§ **What is required**
Your task is to print every entry below exactly as given.

§ **Listing**
-- start --
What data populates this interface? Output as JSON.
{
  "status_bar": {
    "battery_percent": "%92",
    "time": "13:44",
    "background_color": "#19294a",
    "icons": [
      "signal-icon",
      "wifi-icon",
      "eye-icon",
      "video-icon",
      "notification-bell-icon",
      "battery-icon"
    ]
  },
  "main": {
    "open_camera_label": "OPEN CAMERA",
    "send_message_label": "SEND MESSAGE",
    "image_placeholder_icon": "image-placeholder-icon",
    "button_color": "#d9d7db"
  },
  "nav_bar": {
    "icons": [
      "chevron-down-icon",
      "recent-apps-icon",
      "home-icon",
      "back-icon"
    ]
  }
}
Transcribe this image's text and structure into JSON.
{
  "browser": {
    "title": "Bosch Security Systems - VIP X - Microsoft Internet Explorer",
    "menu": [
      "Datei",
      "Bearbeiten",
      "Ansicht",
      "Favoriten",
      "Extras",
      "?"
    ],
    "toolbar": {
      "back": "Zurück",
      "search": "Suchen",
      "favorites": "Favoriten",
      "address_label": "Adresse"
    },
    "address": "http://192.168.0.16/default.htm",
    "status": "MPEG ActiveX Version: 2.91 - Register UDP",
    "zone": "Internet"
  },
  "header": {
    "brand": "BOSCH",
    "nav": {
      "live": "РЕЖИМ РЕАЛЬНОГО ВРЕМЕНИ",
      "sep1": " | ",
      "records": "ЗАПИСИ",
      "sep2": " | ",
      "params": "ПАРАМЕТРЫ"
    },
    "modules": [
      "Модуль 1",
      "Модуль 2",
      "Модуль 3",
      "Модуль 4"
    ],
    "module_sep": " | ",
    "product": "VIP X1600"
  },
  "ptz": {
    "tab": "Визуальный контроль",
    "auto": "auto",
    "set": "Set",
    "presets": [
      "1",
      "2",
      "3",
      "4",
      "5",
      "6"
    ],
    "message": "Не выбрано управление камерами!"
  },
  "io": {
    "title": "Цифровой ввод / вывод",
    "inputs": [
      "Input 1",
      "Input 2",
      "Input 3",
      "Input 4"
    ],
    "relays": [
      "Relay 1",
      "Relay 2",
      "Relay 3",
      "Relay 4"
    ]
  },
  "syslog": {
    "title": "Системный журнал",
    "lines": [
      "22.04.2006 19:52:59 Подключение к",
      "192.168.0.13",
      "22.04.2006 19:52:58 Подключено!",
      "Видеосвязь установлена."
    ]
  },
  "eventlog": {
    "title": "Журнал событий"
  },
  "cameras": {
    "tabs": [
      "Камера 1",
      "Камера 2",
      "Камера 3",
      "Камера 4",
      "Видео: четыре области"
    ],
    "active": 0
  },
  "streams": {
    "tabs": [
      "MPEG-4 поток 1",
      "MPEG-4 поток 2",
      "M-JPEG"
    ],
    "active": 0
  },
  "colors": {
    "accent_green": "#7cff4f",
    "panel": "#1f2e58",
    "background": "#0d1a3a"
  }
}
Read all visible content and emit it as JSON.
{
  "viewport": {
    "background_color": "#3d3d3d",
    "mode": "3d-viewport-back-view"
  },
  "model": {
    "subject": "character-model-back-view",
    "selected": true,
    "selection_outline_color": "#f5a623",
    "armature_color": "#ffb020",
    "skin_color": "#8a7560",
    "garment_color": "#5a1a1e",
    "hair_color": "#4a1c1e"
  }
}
-- end --
§ **Task response**
What data populates this interface? Output as JSON.
{
  "status_bar": {
    "battery_percent": "%92",
    "time": "13:44",
    "background_color": "#19294a",
    "icons": [
      "signal-icon",
      "wifi-icon",
      "eye-icon",
      "video-icon",
      "notification-bell-icon",
      "battery-icon"
    ]
  },
  "main": {
    "open_camera_label": "OPEN CAMERA",
    "send_message_label": "SEND MESSAGE",
    "image_placeholder_icon": "image-placeholder-icon",
    "button_color": "#d9d7db"
  },
  "nav_bar": {
    "icons": [
      "chevron-down-icon",
      "recent-apps-icon",
      "home-icon",
      "back-icon"
    ]
  }
}
Transcribe this image's text and structure into JSON.
{
  "browser": {
    "title": "Bosch Security Systems - VIP X - Microsoft Internet Explorer",
    "menu": [
      "Datei",
      "Bearbeiten",
      "Ansicht",
      "Favoriten",
      "Extras",
      "?"
    ],
    "toolbar": {
      "back": "Zurück",
      "search": "Suchen",
      "favorites": "Favoriten",
      "address_label": "Adresse"
    },
    "address": "http://192.168.0.16/default.htm",
    "status": "MPEG ActiveX Version: 2.91 - Register UDP",
    "zone": "Internet"
  },
  "header": {
    "brand": "BOSCH",
    "nav": {
      "live": "РЕЖИМ РЕАЛЬНОГО ВРЕМЕНИ",
      "sep1": " | ",
      "records": "ЗАПИСИ",
      "sep2": " | ",
      "params": "ПАРАМЕТРЫ"
    },
    "modules": [
      "Модуль 1",
      "Модуль 2",
      "Модуль 3",
      "Модуль 4"
    ],
    "module_sep": " | ",
    "product": "VIP X1600"
  },
  "ptz": {
    "tab": "Визуальный контроль",
    "auto": "auto",
    "set": "Set",
    "presets": [
      "1",
      "2",
      "3",
      "4",
      "5",
      "6"
    ],
    "message": "Не выбрано управление камерами!"
  },
  "io": {
    "title": "Цифровой ввод / вывод",
    "inputs": [
      "Input 1",
      "Input 2",
      "Input 3",
      "Input 4"
    ],
    "relays": [
      "Relay 1",
      "Relay 2",
      "Relay 3",
      "Relay 4"
    ]
  },
  "syslog": {
    "title": "Системный журнал",
    "lines": [
      "22.04.2006 19:52:59 Подключение к",
      "192.168.0.13",
      "22.04.2006 19:52:58 Подключено!",
      "Видеосвязь установлена."
    ]
  },
  "eventlog": {
    "title": "Журнал событий"
  },
  "cameras": {
    "tabs": [
      "Камера 1",
      "Камера 2",
      "Камера 3",
      "Камера 4",
      "Видео: четыре области"
    ],
    "active": 0
  },
  "streams": {
    "tabs": [
      "MPEG-4 поток 1",
      "MPEG-4 поток 2",
      "M-JPEG"
    ],
    "active": 0
  },
  "colors": {
    "accent_green": "#7cff4f",
    "panel": "#1f2e58",
    "background": "#0d1a3a"
  }
}
Read all visible content and emit it as JSON.
{
  "viewport": {
    "background_color": "#3d3d3d",
    "mode": "3d-viewport-back-view"
  },
  "model": {
    "subject": "character-model-back-view",
    "selected": true,
    "selection_outline_color": "#f5a623",
    "armature_color": "#ffb020",
    "skin_color": "#8a7560",
    "garment_color": "#5a1a1e",
    "hair_color": "#4a1c1e"
  }
}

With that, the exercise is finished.